Dataset:
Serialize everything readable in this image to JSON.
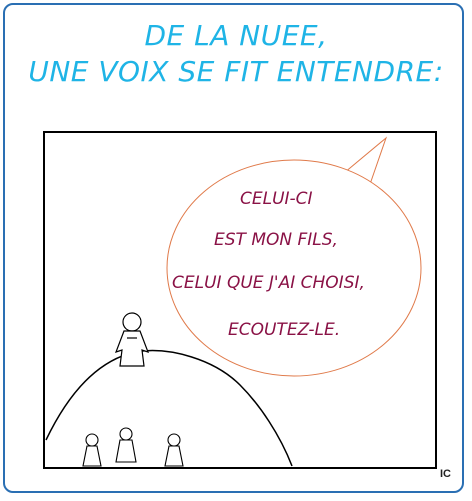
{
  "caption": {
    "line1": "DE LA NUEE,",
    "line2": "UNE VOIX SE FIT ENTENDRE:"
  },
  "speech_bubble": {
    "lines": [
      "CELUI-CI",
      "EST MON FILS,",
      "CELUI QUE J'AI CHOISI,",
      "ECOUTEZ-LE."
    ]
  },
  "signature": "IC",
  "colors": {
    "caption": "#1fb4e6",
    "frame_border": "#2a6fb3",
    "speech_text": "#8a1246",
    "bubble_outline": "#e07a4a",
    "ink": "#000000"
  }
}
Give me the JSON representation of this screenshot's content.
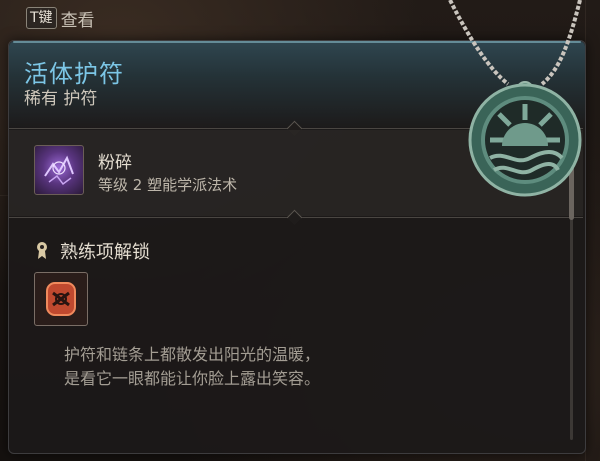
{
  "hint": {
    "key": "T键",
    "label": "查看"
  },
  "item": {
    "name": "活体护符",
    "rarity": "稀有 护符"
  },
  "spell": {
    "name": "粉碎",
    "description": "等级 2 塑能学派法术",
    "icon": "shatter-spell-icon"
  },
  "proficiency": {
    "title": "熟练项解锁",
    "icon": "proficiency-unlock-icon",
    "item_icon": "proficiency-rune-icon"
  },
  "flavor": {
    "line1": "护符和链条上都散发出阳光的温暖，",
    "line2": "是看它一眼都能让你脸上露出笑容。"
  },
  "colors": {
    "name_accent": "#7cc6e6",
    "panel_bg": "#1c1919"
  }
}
...
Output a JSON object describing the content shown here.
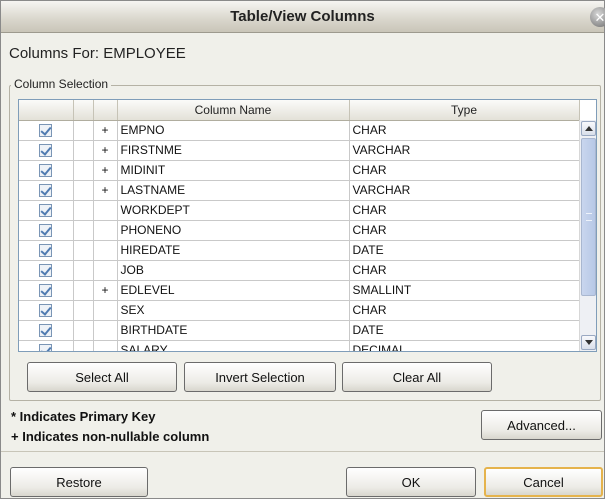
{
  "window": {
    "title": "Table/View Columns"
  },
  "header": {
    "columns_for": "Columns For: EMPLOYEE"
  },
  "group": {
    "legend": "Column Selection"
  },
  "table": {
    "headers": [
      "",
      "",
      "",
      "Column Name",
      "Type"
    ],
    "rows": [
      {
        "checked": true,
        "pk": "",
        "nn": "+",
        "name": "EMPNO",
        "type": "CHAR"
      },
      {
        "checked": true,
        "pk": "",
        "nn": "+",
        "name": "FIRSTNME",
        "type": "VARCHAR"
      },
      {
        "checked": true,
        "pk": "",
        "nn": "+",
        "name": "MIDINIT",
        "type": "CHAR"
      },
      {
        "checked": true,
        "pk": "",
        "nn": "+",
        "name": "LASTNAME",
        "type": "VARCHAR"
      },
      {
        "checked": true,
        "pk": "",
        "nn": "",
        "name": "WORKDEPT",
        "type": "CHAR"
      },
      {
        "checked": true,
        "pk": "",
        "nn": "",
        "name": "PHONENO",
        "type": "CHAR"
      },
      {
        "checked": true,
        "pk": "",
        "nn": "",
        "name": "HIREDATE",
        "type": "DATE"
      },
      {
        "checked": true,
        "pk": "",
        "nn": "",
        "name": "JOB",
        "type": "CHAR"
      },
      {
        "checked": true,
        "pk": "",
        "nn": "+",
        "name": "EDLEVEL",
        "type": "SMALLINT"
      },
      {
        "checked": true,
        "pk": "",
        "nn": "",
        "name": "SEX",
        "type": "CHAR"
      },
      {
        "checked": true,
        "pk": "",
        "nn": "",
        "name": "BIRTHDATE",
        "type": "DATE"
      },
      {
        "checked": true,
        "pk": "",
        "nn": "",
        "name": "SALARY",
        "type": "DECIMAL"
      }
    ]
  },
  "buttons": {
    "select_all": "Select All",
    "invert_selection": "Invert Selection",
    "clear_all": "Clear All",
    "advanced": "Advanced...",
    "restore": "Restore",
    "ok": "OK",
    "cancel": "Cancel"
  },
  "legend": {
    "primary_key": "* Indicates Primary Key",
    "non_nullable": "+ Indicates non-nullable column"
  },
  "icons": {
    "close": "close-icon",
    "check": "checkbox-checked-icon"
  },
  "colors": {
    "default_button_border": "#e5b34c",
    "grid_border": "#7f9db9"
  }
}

What to produce: Looking at the data above, show all lines where the word "content" occurs.

Worked answer:
Give me the JSON representation of this screenshot's content.
Output a JSON object describing the content shown here.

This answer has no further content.